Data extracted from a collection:
-------

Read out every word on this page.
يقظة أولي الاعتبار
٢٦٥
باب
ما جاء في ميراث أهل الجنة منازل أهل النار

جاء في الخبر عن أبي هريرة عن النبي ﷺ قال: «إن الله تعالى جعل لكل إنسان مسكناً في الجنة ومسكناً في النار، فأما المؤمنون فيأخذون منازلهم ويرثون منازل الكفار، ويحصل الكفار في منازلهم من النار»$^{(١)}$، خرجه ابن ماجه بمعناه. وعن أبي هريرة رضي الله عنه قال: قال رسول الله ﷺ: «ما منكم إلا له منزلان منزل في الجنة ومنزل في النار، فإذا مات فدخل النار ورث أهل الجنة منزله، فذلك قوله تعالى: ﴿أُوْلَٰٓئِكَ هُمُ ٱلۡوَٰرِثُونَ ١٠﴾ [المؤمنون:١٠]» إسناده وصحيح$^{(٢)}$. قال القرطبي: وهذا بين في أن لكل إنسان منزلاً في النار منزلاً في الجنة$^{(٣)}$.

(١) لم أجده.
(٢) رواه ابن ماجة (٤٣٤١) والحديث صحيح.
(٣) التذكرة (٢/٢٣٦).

-------

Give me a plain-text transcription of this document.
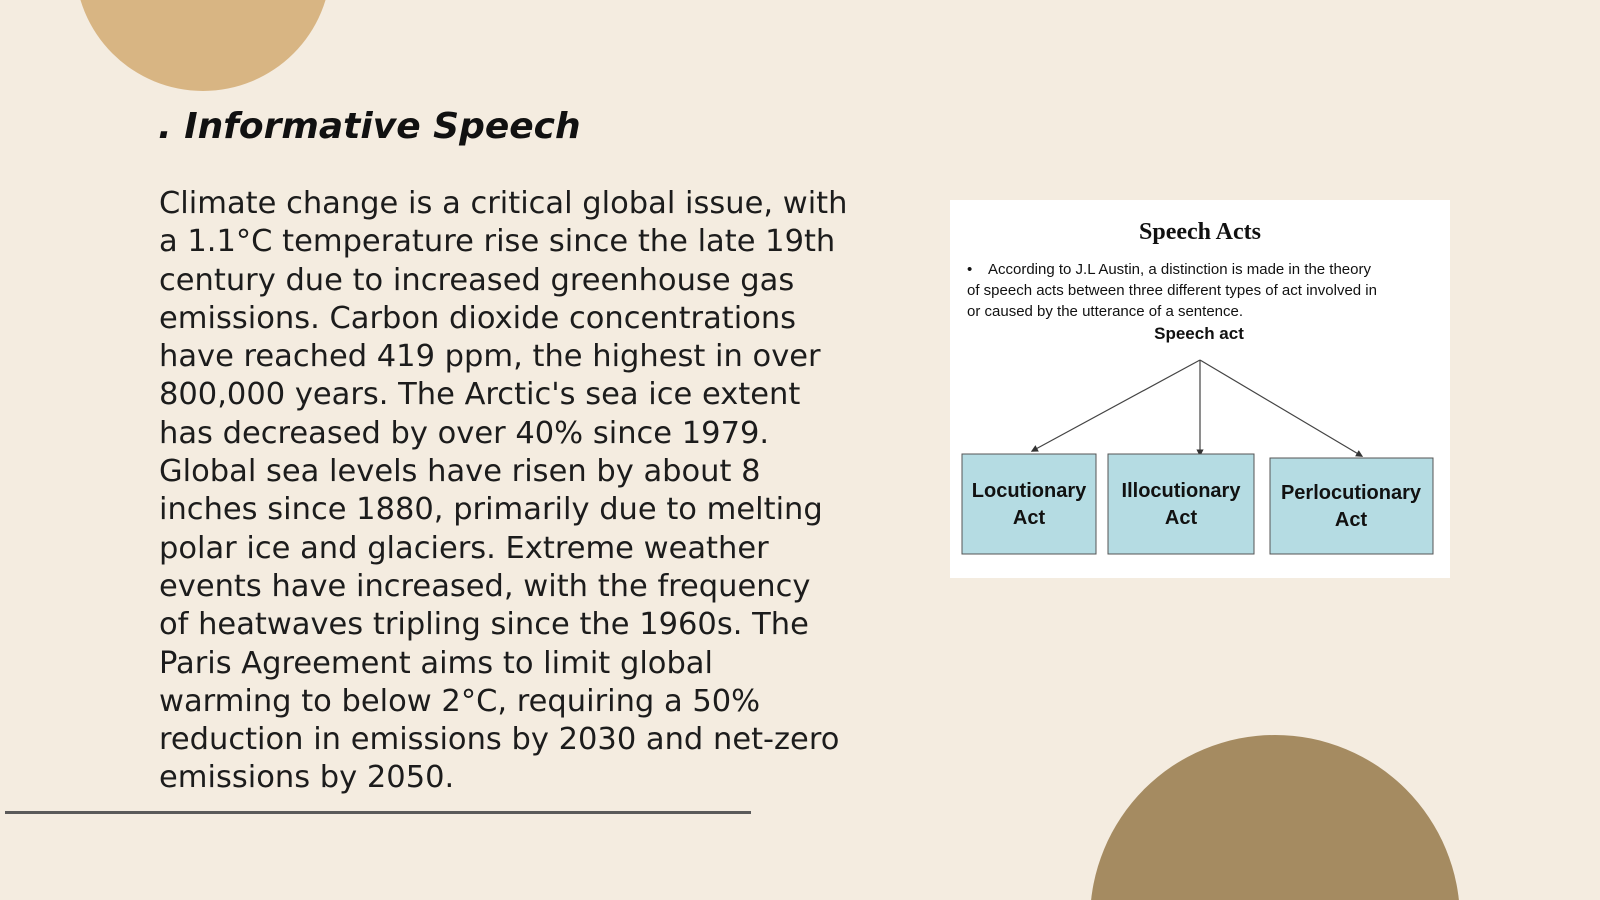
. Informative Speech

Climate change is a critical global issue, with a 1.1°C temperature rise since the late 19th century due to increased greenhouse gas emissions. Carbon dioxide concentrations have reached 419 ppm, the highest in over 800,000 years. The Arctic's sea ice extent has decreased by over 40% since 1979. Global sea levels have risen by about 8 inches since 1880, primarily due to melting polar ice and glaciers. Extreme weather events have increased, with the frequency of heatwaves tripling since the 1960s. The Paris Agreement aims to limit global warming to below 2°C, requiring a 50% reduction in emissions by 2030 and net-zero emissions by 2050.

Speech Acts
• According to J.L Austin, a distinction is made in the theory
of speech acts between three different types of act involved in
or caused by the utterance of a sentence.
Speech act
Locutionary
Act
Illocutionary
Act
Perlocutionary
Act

-------

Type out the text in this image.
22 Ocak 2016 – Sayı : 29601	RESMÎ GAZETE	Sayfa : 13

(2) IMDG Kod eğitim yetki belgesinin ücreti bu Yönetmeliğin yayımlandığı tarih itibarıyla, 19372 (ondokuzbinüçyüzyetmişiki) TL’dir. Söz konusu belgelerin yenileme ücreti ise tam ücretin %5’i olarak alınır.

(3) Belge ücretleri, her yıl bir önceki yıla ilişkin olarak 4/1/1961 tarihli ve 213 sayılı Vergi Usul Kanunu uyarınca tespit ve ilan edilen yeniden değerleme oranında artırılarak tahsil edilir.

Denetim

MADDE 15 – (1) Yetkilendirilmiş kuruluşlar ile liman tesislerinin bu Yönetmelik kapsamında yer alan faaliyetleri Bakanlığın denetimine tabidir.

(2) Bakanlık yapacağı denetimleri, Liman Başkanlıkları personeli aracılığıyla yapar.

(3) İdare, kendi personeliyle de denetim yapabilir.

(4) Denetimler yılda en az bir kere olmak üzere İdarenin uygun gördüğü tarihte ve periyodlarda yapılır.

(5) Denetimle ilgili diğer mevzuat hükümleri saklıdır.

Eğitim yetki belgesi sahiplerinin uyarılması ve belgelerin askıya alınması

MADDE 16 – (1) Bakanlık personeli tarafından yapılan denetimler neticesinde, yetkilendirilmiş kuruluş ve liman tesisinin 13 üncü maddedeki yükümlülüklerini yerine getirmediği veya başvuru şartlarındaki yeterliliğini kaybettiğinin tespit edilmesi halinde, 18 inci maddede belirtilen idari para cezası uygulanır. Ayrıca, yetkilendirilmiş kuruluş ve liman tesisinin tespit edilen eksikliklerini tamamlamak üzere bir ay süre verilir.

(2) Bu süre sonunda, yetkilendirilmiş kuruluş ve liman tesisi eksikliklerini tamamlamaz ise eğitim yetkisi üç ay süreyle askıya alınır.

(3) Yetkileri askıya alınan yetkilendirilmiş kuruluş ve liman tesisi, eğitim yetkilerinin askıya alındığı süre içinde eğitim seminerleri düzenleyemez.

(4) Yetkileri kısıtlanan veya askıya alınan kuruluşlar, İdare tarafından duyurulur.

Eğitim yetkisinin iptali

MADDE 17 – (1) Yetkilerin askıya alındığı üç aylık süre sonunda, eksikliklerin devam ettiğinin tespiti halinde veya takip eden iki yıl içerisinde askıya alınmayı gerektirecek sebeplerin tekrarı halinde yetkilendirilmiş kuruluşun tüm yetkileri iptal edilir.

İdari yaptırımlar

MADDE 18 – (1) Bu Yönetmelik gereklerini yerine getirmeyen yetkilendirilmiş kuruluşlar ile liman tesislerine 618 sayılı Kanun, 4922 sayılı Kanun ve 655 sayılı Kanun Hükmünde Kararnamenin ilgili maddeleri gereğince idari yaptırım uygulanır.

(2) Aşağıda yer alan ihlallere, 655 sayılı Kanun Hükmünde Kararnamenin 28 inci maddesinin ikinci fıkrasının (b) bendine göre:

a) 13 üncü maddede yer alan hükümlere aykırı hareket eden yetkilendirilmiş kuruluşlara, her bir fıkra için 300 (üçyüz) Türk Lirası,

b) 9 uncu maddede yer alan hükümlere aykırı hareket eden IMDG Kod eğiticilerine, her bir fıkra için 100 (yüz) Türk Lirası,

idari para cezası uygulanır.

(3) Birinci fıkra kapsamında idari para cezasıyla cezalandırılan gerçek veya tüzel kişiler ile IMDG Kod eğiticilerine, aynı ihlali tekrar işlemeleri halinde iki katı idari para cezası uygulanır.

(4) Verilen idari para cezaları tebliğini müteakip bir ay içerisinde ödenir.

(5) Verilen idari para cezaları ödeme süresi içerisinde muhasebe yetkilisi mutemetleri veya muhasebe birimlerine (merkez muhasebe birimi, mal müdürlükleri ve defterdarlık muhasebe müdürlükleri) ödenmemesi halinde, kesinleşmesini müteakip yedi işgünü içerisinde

-------

◆ **WHAT YOU NEED TO DO**: In the entries above, how many lines contain the word "ilgili"? Answer with the number only.

◆ **FINAL RESULT**: 2